- [PROBLEM TO SOLVE] Select from the records below every line that has the word "doing" in it.

-------- TASK INPUTS

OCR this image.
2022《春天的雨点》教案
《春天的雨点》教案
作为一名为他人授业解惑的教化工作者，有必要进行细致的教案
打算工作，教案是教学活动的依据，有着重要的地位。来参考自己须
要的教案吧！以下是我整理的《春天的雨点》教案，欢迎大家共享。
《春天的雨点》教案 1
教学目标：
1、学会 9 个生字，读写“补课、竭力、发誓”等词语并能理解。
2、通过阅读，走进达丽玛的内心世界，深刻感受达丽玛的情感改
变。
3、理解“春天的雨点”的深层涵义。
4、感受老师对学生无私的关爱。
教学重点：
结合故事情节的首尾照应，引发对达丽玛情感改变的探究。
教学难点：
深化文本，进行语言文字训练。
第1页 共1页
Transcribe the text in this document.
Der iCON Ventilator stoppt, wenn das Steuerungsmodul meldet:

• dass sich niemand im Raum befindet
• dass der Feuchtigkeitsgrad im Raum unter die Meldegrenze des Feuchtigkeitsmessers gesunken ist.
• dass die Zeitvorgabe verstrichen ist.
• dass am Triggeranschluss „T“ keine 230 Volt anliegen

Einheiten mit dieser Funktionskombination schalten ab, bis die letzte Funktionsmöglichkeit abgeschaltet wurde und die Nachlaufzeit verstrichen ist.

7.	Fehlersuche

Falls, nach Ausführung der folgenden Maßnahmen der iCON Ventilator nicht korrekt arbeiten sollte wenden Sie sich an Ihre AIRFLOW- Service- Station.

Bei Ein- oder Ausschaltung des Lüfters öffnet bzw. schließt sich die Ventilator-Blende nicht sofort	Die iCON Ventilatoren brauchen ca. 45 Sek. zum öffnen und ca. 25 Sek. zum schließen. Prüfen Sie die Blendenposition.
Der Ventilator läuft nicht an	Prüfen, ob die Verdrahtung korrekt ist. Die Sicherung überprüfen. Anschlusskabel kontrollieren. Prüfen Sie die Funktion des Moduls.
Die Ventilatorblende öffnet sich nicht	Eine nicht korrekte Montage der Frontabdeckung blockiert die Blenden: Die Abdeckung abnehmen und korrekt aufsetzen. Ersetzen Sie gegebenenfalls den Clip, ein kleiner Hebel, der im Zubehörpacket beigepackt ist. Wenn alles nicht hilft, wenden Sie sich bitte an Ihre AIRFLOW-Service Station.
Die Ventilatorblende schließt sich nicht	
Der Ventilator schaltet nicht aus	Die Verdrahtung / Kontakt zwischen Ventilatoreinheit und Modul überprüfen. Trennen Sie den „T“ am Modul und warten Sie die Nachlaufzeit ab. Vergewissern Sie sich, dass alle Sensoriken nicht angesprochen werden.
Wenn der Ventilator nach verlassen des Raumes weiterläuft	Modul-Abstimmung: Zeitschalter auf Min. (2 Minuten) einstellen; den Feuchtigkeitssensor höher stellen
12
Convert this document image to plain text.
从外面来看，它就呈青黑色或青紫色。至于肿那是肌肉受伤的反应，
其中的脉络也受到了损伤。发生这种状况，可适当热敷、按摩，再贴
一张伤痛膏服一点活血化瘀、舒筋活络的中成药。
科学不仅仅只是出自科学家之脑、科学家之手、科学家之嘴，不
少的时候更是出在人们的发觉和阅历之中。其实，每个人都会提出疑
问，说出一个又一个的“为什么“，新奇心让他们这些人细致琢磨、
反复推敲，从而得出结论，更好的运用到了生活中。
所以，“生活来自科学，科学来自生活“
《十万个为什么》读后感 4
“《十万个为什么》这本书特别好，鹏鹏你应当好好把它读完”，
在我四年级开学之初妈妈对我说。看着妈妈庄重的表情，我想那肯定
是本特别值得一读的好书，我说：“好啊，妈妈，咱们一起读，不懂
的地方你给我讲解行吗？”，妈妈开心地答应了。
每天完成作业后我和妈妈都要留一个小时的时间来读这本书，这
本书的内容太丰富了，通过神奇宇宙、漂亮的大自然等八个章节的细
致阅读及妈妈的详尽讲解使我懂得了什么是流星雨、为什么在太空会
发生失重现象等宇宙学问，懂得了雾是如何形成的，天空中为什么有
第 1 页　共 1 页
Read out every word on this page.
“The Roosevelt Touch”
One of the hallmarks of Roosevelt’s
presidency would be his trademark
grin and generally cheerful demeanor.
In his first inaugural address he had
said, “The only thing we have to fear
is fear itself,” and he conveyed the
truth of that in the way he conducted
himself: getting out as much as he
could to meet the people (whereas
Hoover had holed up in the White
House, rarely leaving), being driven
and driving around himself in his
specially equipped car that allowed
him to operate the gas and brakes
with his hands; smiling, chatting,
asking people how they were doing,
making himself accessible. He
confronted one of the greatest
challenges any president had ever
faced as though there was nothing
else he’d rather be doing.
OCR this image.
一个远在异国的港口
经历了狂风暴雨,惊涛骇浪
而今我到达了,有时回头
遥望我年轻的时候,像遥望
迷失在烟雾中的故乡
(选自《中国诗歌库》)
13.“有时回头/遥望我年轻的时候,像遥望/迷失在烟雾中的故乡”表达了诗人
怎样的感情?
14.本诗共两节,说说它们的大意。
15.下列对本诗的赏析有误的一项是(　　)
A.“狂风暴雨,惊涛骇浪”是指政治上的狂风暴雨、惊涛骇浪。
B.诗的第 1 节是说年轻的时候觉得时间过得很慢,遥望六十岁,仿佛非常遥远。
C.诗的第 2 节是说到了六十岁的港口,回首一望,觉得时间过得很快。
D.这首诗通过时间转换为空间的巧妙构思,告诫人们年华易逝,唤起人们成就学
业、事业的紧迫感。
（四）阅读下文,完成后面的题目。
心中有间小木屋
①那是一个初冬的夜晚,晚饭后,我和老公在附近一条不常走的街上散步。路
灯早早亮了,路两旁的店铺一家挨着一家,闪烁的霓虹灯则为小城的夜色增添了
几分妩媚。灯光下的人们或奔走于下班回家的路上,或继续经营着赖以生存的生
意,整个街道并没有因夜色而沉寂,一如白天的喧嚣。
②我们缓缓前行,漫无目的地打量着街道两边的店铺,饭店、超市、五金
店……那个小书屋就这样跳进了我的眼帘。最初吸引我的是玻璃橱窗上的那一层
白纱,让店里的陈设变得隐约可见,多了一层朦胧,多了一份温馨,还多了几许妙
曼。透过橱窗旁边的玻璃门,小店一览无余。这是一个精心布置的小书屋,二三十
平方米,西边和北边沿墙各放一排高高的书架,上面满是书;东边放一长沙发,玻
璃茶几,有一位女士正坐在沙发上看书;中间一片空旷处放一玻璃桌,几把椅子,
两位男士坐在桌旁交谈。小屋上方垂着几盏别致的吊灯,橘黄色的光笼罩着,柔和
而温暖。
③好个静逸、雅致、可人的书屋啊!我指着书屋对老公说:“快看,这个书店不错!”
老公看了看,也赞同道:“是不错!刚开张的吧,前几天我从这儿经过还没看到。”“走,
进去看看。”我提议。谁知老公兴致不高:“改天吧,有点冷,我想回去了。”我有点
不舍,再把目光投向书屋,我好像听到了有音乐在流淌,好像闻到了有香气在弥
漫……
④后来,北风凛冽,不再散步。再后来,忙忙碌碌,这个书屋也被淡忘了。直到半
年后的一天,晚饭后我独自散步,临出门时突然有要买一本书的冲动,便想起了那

----------------

- [RESPONSE BELOW]
asking people how they were doing,
else he’d rather be doing.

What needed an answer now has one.